What is being asked:
Retype the whole listing verbatim and keep the pictures out of it.

━━━━━ Exercise material ━━━━━

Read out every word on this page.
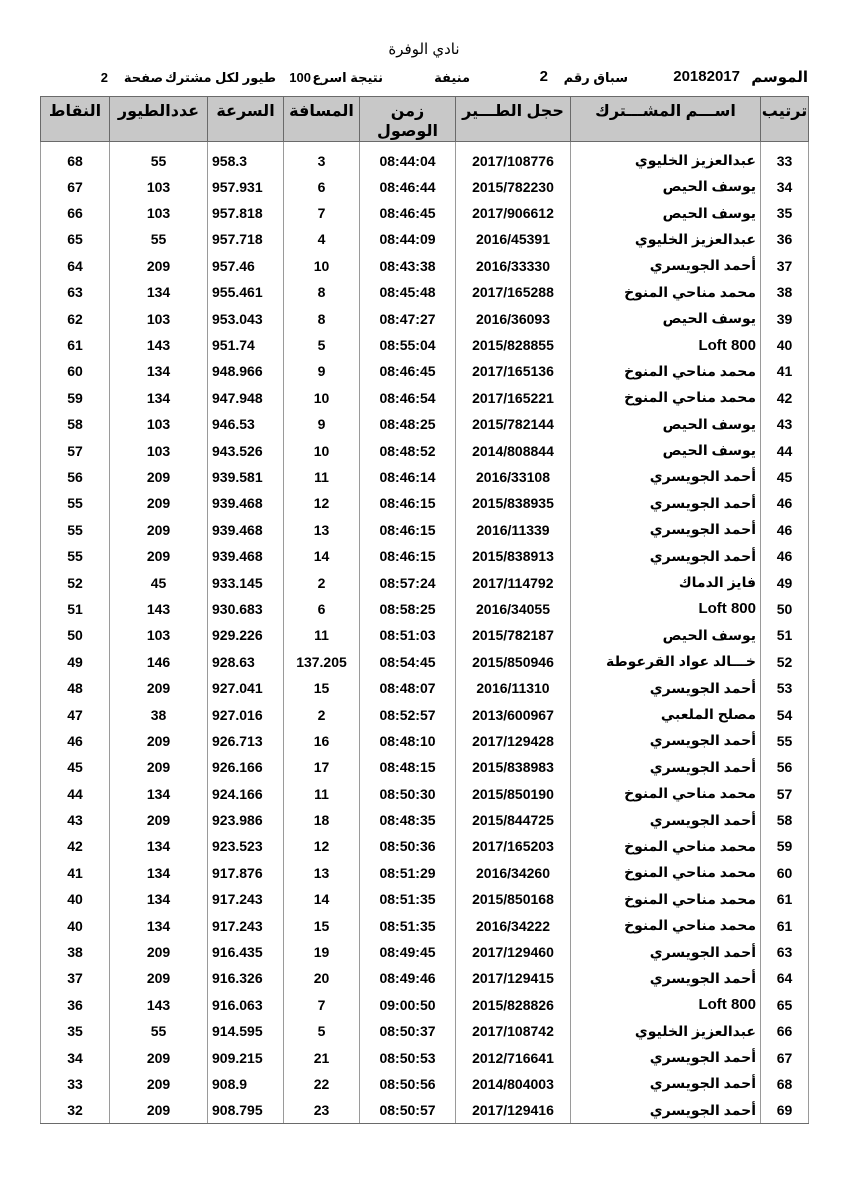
نادي الوفرة
الموسم
20182017
سباق رقم
2
منيفة
نتيجة اسرع
100
طيور لكل مشترك
صفحة
2
ترتيب	اســـم المشـــترك	حجل الطـــير	زمن الوصول	المسافة	السرعة	عددالطيور	النقاط
33	عبدالعزيز الخليوي	2017/108776	08:44:04	3	958.3	55	68
34	يوسف الحيص	2015/782230	08:46:44	6	957.931	103	67
35	يوسف الحيص	2017/906612	08:46:45	7	957.818	103	66
36	عبدالعزيز الخليوي	2016/45391	08:44:09	4	957.718	55	65
37	أحمد الجويسري	2016/33330	08:43:38	10	957.46	209	64
38	محمد مناحي المنوخ	2017/165288	08:45:48	8	955.461	134	63
39	يوسف الحيص	2016/36093	08:47:27	8	953.043	103	62
40	Loft 800	2015/828855	08:55:04	5	951.74	143	61
41	محمد مناحي المنوخ	2017/165136	08:46:45	9	948.966	134	60
42	محمد مناحي المنوخ	2017/165221	08:46:54	10	947.948	134	59
43	يوسف الحيص	2015/782144	08:48:25	9	946.53	103	58
44	يوسف الحيص	2014/808844	08:48:52	10	943.526	103	57
45	أحمد الجويسري	2016/33108	08:46:14	11	939.581	209	56
46	أحمد الجويسري	2015/838935	08:46:15	12	939.468	209	55
46	أحمد الجويسري	2016/11339	08:46:15	13	939.468	209	55
46	أحمد الجويسري	2015/838913	08:46:15	14	939.468	209	55
49	فايز الدماك	2017/114792	08:57:24	2	933.145	45	52
50	Loft 800	2016/34055	08:58:25	6	930.683	143	51
51	يوسف الحيص	2015/782187	08:51:03	11	929.226	103	50
52	خـــالد عواد القرعوطة	2015/850946	08:54:45	137.205	928.63	146	49
53	أحمد الجويسري	2016/11310	08:48:07	15	927.041	209	48
54	مصلح الملعبي	2013/600967	08:52:57	2	927.016	38	47
55	أحمد الجويسري	2017/129428	08:48:10	16	926.713	209	46
56	أحمد الجويسري	2015/838983	08:48:15	17	926.166	209	45
57	محمد مناحي المنوخ	2015/850190	08:50:30	11	924.166	134	44
58	أحمد الجويسري	2015/844725	08:48:35	18	923.986	209	43
59	محمد مناحي المنوخ	2017/165203	08:50:36	12	923.523	134	42
60	محمد مناحي المنوخ	2016/34260	08:51:29	13	917.876	134	41
61	محمد مناحي المنوخ	2015/850168	08:51:35	14	917.243	134	40
61	محمد مناحي المنوخ	2016/34222	08:51:35	15	917.243	134	40
63	أحمد الجويسري	2017/129460	08:49:45	19	916.435	209	38
64	أحمد الجويسري	2017/129415	08:49:46	20	916.326	209	37
65	Loft 800	2015/828826	09:00:50	7	916.063	143	36
66	عبدالعزيز الخليوي	2017/108742	08:50:37	5	914.595	55	35
67	أحمد الجويسري	2012/716641	08:50:53	21	909.215	209	34
68	أحمد الجويسري	2014/804003	08:50:56	22	908.9	209	33
69	أحمد الجويسري	2017/129416	08:50:57	23	908.795	209	32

━━━━━

Solution to this task:
Read out every word on this page.
نادي الوفرة
الموسم
20182017
سباق رقم
2
منيفة
نتيجة اسرع
100
طيور لكل مشترك
صفحة
2
ترتيب	اســـم المشـــترك	حجل الطـــير	زمن الوصول	المسافة	السرعة	عددالطيور	النقاط
33	عبدالعزيز الخليوي	2017/108776	08:44:04	3	958.3	55	68
34	يوسف الحيص	2015/782230	08:46:44	6	957.931	103	67
35	يوسف الحيص	2017/906612	08:46:45	7	957.818	103	66
36	عبدالعزيز الخليوي	2016/45391	08:44:09	4	957.718	55	65
37	أحمد الجويسري	2016/33330	08:43:38	10	957.46	209	64
38	محمد مناحي المنوخ	2017/165288	08:45:48	8	955.461	134	63
39	يوسف الحيص	2016/36093	08:47:27	8	953.043	103	62
40	Loft 800	2015/828855	08:55:04	5	951.74	143	61
41	محمد مناحي المنوخ	2017/165136	08:46:45	9	948.966	134	60
42	محمد مناحي المنوخ	2017/165221	08:46:54	10	947.948	134	59
43	يوسف الحيص	2015/782144	08:48:25	9	946.53	103	58
44	يوسف الحيص	2014/808844	08:48:52	10	943.526	103	57
45	أحمد الجويسري	2016/33108	08:46:14	11	939.581	209	56
46	أحمد الجويسري	2015/838935	08:46:15	12	939.468	209	55
46	أحمد الجويسري	2016/11339	08:46:15	13	939.468	209	55
46	أحمد الجويسري	2015/838913	08:46:15	14	939.468	209	55
49	فايز الدماك	2017/114792	08:57:24	2	933.145	45	52
50	Loft 800	2016/34055	08:58:25	6	930.683	143	51
51	يوسف الحيص	2015/782187	08:51:03	11	929.226	103	50
52	خـــالد عواد القرعوطة	2015/850946	08:54:45	137.205	928.63	146	49
53	أحمد الجويسري	2016/11310	08:48:07	15	927.041	209	48
54	مصلح الملعبي	2013/600967	08:52:57	2	927.016	38	47
55	أحمد الجويسري	2017/129428	08:48:10	16	926.713	209	46
56	أحمد الجويسري	2015/838983	08:48:15	17	926.166	209	45
57	محمد مناحي المنوخ	2015/850190	08:50:30	11	924.166	134	44
58	أحمد الجويسري	2015/844725	08:48:35	18	923.986	209	43
59	محمد مناحي المنوخ	2017/165203	08:50:36	12	923.523	134	42
60	محمد مناحي المنوخ	2016/34260	08:51:29	13	917.876	134	41
61	محمد مناحي المنوخ	2015/850168	08:51:35	14	917.243	134	40
61	محمد مناحي المنوخ	2016/34222	08:51:35	15	917.243	134	40
63	أحمد الجويسري	2017/129460	08:49:45	19	916.435	209	38
64	أحمد الجويسري	2017/129415	08:49:46	20	916.326	209	37
65	Loft 800	2015/828826	09:00:50	7	916.063	143	36
66	عبدالعزيز الخليوي	2017/108742	08:50:37	5	914.595	55	35
67	أحمد الجويسري	2012/716641	08:50:53	21	909.215	209	34
68	أحمد الجويسري	2014/804003	08:50:56	22	908.9	209	33
69	أحمد الجويسري	2017/129416	08:50:57	23	908.795	209	32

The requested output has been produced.